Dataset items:
--------------------------------
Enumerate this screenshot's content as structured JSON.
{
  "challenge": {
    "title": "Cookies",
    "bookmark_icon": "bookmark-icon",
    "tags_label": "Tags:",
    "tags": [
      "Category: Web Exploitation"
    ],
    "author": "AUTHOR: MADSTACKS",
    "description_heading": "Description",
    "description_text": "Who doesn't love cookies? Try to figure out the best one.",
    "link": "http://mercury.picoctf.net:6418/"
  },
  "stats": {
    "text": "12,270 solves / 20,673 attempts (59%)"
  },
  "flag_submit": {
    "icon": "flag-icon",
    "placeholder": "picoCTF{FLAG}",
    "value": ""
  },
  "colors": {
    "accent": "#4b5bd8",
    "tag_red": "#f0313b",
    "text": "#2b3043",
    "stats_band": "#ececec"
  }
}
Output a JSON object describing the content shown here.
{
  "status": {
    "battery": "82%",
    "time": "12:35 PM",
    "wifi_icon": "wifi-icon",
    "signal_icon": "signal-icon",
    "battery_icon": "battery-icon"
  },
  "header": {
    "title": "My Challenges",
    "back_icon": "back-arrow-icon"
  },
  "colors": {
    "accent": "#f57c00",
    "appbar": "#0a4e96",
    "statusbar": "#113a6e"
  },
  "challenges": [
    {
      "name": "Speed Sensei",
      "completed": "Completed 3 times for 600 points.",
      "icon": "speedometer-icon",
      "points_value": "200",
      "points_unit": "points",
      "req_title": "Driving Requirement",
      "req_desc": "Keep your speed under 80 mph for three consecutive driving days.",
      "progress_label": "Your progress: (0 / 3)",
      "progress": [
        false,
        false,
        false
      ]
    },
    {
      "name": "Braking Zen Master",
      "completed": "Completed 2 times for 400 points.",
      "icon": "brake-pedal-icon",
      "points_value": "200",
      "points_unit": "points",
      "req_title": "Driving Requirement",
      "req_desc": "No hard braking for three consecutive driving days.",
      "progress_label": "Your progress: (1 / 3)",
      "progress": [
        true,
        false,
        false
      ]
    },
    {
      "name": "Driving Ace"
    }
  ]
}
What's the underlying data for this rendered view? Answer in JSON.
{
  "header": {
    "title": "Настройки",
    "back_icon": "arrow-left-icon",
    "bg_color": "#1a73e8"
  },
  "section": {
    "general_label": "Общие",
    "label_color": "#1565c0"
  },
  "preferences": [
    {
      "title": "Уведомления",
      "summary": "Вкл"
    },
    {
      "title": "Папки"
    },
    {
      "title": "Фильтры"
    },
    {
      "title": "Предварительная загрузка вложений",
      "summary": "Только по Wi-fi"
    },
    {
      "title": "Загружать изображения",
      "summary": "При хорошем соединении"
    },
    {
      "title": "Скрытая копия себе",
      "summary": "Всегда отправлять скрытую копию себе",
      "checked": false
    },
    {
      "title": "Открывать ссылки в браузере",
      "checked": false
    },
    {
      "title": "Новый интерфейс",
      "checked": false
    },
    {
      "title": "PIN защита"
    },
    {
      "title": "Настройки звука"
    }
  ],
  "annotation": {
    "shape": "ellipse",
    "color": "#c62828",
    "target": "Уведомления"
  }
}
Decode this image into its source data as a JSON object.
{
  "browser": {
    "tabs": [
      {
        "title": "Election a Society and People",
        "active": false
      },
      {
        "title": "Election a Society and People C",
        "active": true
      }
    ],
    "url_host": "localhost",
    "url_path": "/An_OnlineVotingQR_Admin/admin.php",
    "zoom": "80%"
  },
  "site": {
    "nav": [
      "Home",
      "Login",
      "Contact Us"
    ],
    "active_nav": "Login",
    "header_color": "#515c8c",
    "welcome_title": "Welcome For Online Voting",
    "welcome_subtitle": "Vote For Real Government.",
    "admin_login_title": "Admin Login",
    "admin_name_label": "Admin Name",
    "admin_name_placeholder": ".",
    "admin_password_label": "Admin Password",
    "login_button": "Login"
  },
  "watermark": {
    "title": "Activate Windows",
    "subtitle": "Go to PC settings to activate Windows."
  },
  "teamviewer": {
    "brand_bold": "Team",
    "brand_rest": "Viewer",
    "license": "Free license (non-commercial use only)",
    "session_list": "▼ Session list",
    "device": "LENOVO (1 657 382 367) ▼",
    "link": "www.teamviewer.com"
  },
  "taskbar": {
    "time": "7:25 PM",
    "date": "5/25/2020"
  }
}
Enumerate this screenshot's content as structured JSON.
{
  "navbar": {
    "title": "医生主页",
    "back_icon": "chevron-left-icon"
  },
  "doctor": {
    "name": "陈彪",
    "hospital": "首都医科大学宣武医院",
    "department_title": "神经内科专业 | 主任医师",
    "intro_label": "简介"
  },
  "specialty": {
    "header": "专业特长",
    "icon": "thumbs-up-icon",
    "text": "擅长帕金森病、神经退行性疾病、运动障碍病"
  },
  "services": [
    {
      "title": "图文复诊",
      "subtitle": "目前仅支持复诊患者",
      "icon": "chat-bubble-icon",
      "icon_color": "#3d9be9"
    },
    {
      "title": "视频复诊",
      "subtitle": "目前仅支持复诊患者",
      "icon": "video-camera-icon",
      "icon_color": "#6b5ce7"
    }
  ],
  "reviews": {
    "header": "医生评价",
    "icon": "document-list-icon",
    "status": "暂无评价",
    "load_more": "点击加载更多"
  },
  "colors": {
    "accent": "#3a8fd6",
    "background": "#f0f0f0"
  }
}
--------------------------------
» Written request
Copy out every line of the data above, exactly as given.

» Answer for the task
Enumerate this screenshot's content as structured JSON.
{
  "challenge": {
    "title": "Cookies",
    "bookmark_icon": "bookmark-icon",
    "tags_label": "Tags:",
    "tags": [
      "Category: Web Exploitation"
    ],
    "author": "AUTHOR: MADSTACKS",
    "description_heading": "Description",
    "description_text": "Who doesn't love cookies? Try to figure out the best one.",
    "link": "http://mercury.picoctf.net:6418/"
  },
  "stats": {
    "text": "12,270 solves / 20,673 attempts (59%)"
  },
  "flag_submit": {
    "icon": "flag-icon",
    "placeholder": "picoCTF{FLAG}",
    "value": ""
  },
  "colors": {
    "accent": "#4b5bd8",
    "tag_red": "#f0313b",
    "text": "#2b3043",
    "stats_band": "#ececec"
  }
}
Output a JSON object describing the content shown here.
{
  "status": {
    "battery": "82%",
    "time": "12:35 PM",
    "wifi_icon": "wifi-icon",
    "signal_icon": "signal-icon",
    "battery_icon": "battery-icon"
  },
  "header": {
    "title": "My Challenges",
    "back_icon": "back-arrow-icon"
  },
  "colors": {
    "accent": "#f57c00",
    "appbar": "#0a4e96",
    "statusbar": "#113a6e"
  },
  "challenges": [
    {
      "name": "Speed Sensei",
      "completed": "Completed 3 times for 600 points.",
      "icon": "speedometer-icon",
      "points_value": "200",
      "points_unit": "points",
      "req_title": "Driving Requirement",
      "req_desc": "Keep your speed under 80 mph for three consecutive driving days.",
      "progress_label": "Your progress: (0 / 3)",
      "progress": [
        false,
        false,
        false
      ]
    },
    {
      "name": "Braking Zen Master",
      "completed": "Completed 2 times for 400 points.",
      "icon": "brake-pedal-icon",
      "points_value": "200",
      "points_unit": "points",
      "req_title": "Driving Requirement",
      "req_desc": "No hard braking for three consecutive driving days.",
      "progress_label": "Your progress: (1 / 3)",
      "progress": [
        true,
        false,
        false
      ]
    },
    {
      "name": "Driving Ace"
    }
  ]
}
What's the underlying data for this rendered view? Answer in JSON.
{
  "header": {
    "title": "Настройки",
    "back_icon": "arrow-left-icon",
    "bg_color": "#1a73e8"
  },
  "section": {
    "general_label": "Общие",
    "label_color": "#1565c0"
  },
  "preferences": [
    {
      "title": "Уведомления",
      "summary": "Вкл"
    },
    {
      "title": "Папки"
    },
    {
      "title": "Фильтры"
    },
    {
      "title": "Предварительная загрузка вложений",
      "summary": "Только по Wi-fi"
    },
    {
      "title": "Загружать изображения",
      "summary": "При хорошем соединении"
    },
    {
      "title": "Скрытая копия себе",
      "summary": "Всегда отправлять скрытую копию себе",
      "checked": false
    },
    {
      "title": "Открывать ссылки в браузере",
      "checked": false
    },
    {
      "title": "Новый интерфейс",
      "checked": false
    },
    {
      "title": "PIN защита"
    },
    {
      "title": "Настройки звука"
    }
  ],
  "annotation": {
    "shape": "ellipse",
    "color": "#c62828",
    "target": "Уведомления"
  }
}
Decode this image into its source data as a JSON object.
{
  "browser": {
    "tabs": [
      {
        "title": "Election a Society and People",
        "active": false
      },
      {
        "title": "Election a Society and People C",
        "active": true
      }
    ],
    "url_host": "localhost",
    "url_path": "/An_OnlineVotingQR_Admin/admin.php",
    "zoom": "80%"
  },
  "site": {
    "nav": [
      "Home",
      "Login",
      "Contact Us"
    ],
    "active_nav": "Login",
    "header_color": "#515c8c",
    "welcome_title": "Welcome For Online Voting",
    "welcome_subtitle": "Vote For Real Government.",
    "admin_login_title": "Admin Login",
    "admin_name_label": "Admin Name",
    "admin_name_placeholder": ".",
    "admin_password_label": "Admin Password",
    "login_button": "Login"
  },
  "watermark": {
    "title": "Activate Windows",
    "subtitle": "Go to PC settings to activate Windows."
  },
  "teamviewer": {
    "brand_bold": "Team",
    "brand_rest": "Viewer",
    "license": "Free license (non-commercial use only)",
    "session_list": "▼ Session list",
    "device": "LENOVO (1 657 382 367) ▼",
    "link": "www.teamviewer.com"
  },
  "taskbar": {
    "time": "7:25 PM",
    "date": "5/25/2020"
  }
}
Enumerate this screenshot's content as structured JSON.
{
  "navbar": {
    "title": "医生主页",
    "back_icon": "chevron-left-icon"
  },
  "doctor": {
    "name": "陈彪",
    "hospital": "首都医科大学宣武医院",
    "department_title": "神经内科专业 | 主任医师",
    "intro_label": "简介"
  },
  "specialty": {
    "header": "专业特长",
    "icon": "thumbs-up-icon",
    "text": "擅长帕金森病、神经退行性疾病、运动障碍病"
  },
  "services": [
    {
      "title": "图文复诊",
      "subtitle": "目前仅支持复诊患者",
      "icon": "chat-bubble-icon",
      "icon_color": "#3d9be9"
    },
    {
      "title": "视频复诊",
      "subtitle": "目前仅支持复诊患者",
      "icon": "video-camera-icon",
      "icon_color": "#6b5ce7"
    }
  ],
  "reviews": {
    "header": "医生评价",
    "icon": "document-list-icon",
    "status": "暂无评价",
    "load_more": "点击加载更多"
  },
  "colors": {
    "accent": "#3a8fd6",
    "background": "#f0f0f0"
  }
}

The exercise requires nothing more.